Collected data entries

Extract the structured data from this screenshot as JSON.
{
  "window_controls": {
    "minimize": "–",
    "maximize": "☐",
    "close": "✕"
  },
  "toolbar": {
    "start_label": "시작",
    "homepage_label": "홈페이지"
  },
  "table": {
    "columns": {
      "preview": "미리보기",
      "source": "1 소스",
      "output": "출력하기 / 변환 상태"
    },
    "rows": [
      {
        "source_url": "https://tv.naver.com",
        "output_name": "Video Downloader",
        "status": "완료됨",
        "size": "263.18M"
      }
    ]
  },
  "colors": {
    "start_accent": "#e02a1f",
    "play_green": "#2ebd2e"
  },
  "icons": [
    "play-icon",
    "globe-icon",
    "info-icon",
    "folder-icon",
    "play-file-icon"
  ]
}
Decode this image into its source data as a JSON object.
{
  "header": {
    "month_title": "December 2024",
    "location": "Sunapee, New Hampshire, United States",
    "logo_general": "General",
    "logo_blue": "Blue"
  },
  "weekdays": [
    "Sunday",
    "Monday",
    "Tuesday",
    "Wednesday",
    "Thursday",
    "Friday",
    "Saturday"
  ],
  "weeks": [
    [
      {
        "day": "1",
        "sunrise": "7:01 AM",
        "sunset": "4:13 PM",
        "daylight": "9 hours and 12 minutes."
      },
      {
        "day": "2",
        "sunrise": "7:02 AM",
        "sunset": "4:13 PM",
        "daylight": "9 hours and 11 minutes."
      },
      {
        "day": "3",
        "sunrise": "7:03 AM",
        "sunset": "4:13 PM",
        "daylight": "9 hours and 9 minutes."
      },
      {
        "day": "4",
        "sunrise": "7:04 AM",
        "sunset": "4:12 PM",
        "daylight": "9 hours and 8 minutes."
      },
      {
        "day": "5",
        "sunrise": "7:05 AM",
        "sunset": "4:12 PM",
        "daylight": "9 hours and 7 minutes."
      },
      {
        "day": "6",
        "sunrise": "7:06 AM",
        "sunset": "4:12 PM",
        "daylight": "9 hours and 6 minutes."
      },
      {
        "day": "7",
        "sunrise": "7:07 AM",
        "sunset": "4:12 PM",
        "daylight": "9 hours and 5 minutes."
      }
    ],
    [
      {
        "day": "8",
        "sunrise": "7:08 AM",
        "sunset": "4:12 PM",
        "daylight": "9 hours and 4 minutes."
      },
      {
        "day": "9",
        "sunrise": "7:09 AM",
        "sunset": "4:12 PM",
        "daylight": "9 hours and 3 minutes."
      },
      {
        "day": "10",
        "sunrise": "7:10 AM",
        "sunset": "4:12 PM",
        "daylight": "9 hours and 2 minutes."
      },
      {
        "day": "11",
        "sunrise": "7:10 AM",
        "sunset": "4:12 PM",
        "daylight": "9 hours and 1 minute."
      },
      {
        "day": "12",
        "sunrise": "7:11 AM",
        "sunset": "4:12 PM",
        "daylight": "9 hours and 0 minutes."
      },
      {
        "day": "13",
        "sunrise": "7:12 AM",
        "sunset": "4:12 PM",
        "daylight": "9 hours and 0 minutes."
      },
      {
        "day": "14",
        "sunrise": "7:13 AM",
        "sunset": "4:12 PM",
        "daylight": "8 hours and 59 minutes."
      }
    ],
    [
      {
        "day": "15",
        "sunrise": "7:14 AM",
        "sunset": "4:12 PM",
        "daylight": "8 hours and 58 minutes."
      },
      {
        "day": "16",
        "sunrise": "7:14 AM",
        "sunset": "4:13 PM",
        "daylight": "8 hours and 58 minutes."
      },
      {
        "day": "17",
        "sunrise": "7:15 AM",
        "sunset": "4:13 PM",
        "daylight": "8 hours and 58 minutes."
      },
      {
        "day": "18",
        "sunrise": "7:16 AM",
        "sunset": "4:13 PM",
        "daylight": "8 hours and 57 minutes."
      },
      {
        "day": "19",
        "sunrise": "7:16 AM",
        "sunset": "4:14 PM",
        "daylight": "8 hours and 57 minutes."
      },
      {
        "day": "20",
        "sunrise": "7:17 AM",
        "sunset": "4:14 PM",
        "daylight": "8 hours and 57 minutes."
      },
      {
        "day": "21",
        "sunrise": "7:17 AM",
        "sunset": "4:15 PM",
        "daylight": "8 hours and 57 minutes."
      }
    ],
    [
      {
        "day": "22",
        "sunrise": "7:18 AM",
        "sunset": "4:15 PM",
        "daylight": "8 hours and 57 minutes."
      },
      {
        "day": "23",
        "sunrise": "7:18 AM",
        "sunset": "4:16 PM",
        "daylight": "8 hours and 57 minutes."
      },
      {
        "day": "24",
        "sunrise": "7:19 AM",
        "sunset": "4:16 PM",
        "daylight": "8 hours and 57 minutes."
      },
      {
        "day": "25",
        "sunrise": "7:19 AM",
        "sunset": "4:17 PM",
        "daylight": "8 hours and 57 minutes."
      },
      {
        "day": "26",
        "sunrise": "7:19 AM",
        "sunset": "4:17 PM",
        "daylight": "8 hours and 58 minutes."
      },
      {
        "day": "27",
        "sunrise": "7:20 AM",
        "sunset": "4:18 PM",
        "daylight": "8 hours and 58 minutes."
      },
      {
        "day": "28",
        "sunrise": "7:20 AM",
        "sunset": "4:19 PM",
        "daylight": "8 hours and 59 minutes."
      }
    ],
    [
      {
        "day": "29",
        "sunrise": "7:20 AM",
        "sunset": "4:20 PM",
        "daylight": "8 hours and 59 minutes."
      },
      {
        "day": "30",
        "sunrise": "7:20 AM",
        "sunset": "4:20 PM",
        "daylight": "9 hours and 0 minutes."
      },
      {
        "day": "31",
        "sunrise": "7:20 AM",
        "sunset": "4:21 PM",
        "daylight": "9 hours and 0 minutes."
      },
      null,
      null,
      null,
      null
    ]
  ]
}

* EXERCISE AIM *
Report only the number of lines in the listing that contain the word "this".

* REPLY TO THE EXERCISE *
2